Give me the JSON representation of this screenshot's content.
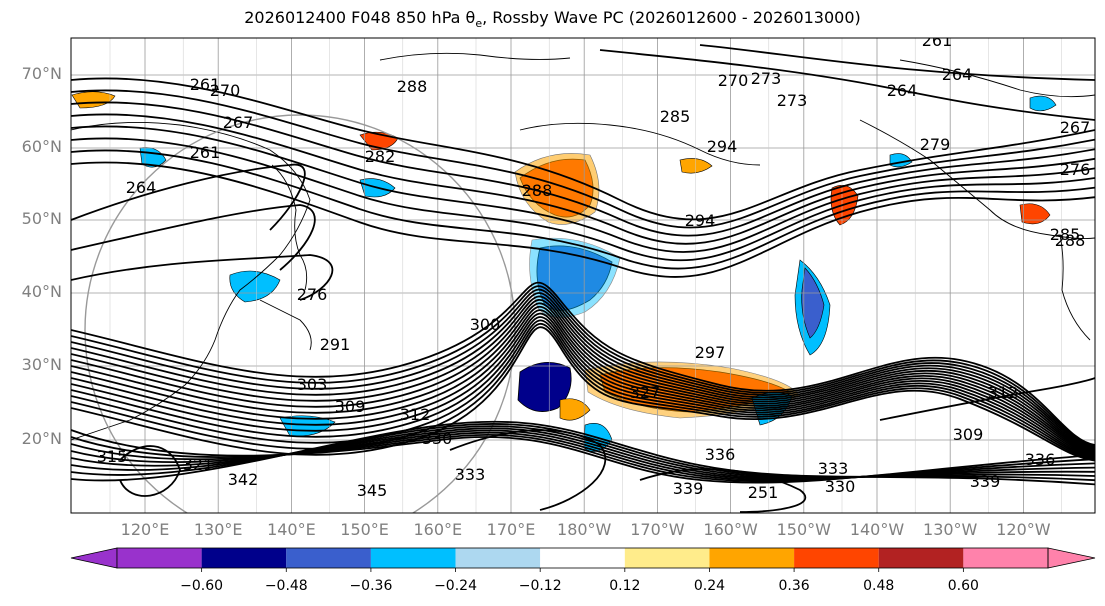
{
  "title_parts": {
    "prefix": "2026012400 F048 850 hPa θ",
    "subscript": "e",
    "suffix": ", Rossby Wave PC (2026012600 - 2026013000)"
  },
  "lat_labels": [
    "70°N",
    "60°N",
    "50°N",
    "40°N",
    "30°N",
    "20°N"
  ],
  "lon_labels": [
    "120°E",
    "130°E",
    "140°E",
    "150°E",
    "160°E",
    "170°E",
    "180°W",
    "170°W",
    "160°W",
    "150°W",
    "140°W",
    "130°W",
    "120°W"
  ],
  "contour_labels": [
    "261",
    "270",
    "288",
    "270",
    "273",
    "264",
    "261",
    "267",
    "261",
    "264",
    "282",
    "285",
    "294",
    "279",
    "267",
    "276",
    "264",
    "288",
    "294",
    "285",
    "288",
    "276",
    "273",
    "291",
    "300",
    "303",
    "297",
    "309",
    "312",
    "309",
    "315",
    "321",
    "336",
    "330",
    "342",
    "345",
    "333",
    "339",
    "330",
    "336",
    "339",
    "333",
    "251",
    "327",
    "312"
  ],
  "colorbar": {
    "ticks": [
      "−0.60",
      "−0.48",
      "−0.36",
      "−0.24",
      "−0.12",
      "0.12",
      "0.24",
      "0.36",
      "0.48",
      "0.60"
    ],
    "colors": [
      "#9932cc",
      "#00008b",
      "#3a5fcd",
      "#00bfff",
      "#add8f0",
      "#ffffff",
      "#ffec8b",
      "#ffa500",
      "#ff4500",
      "#b22222",
      "#ff82ab"
    ]
  },
  "anomaly_colors": {
    "neg_strong": "#00008b",
    "neg_mid": "#3a5fcd",
    "neg": "#00bfff",
    "neg_weak": "#add8f0",
    "pos_weak": "#ffec8b",
    "pos": "#ffa500",
    "pos_mid": "#ff4500",
    "pos_strong": "#b22222"
  }
}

····················

WRITTEN PROBLEM
Transcribe every line from the records above without alteration, and leave out the images.

RESPONSE
Give me the JSON representation of this screenshot's content.
{
  "title_parts": {
    "prefix": "2026012400 F048 850 hPa θ",
    "subscript": "e",
    "suffix": ", Rossby Wave PC (2026012600 - 2026013000)"
  },
  "lat_labels": [
    "70°N",
    "60°N",
    "50°N",
    "40°N",
    "30°N",
    "20°N"
  ],
  "lon_labels": [
    "120°E",
    "130°E",
    "140°E",
    "150°E",
    "160°E",
    "170°E",
    "180°W",
    "170°W",
    "160°W",
    "150°W",
    "140°W",
    "130°W",
    "120°W"
  ],
  "contour_labels": [
    "261",
    "270",
    "288",
    "270",
    "273",
    "264",
    "261",
    "267",
    "261",
    "264",
    "282",
    "285",
    "294",
    "279",
    "267",
    "276",
    "264",
    "288",
    "294",
    "285",
    "288",
    "276",
    "273",
    "291",
    "300",
    "303",
    "297",
    "309",
    "312",
    "309",
    "315",
    "321",
    "336",
    "330",
    "342",
    "345",
    "333",
    "339",
    "330",
    "336",
    "339",
    "333",
    "251",
    "327",
    "312"
  ],
  "colorbar": {
    "ticks": [
      "−0.60",
      "−0.48",
      "−0.36",
      "−0.24",
      "−0.12",
      "0.12",
      "0.24",
      "0.36",
      "0.48",
      "0.60"
    ],
    "colors": [
      "#9932cc",
      "#00008b",
      "#3a5fcd",
      "#00bfff",
      "#add8f0",
      "#ffffff",
      "#ffec8b",
      "#ffa500",
      "#ff4500",
      "#b22222",
      "#ff82ab"
    ]
  },
  "anomaly_colors": {
    "neg_strong": "#00008b",
    "neg_mid": "#3a5fcd",
    "neg": "#00bfff",
    "neg_weak": "#add8f0",
    "pos_weak": "#ffec8b",
    "pos": "#ffa500",
    "pos_mid": "#ff4500",
    "pos_strong": "#b22222"
  }
}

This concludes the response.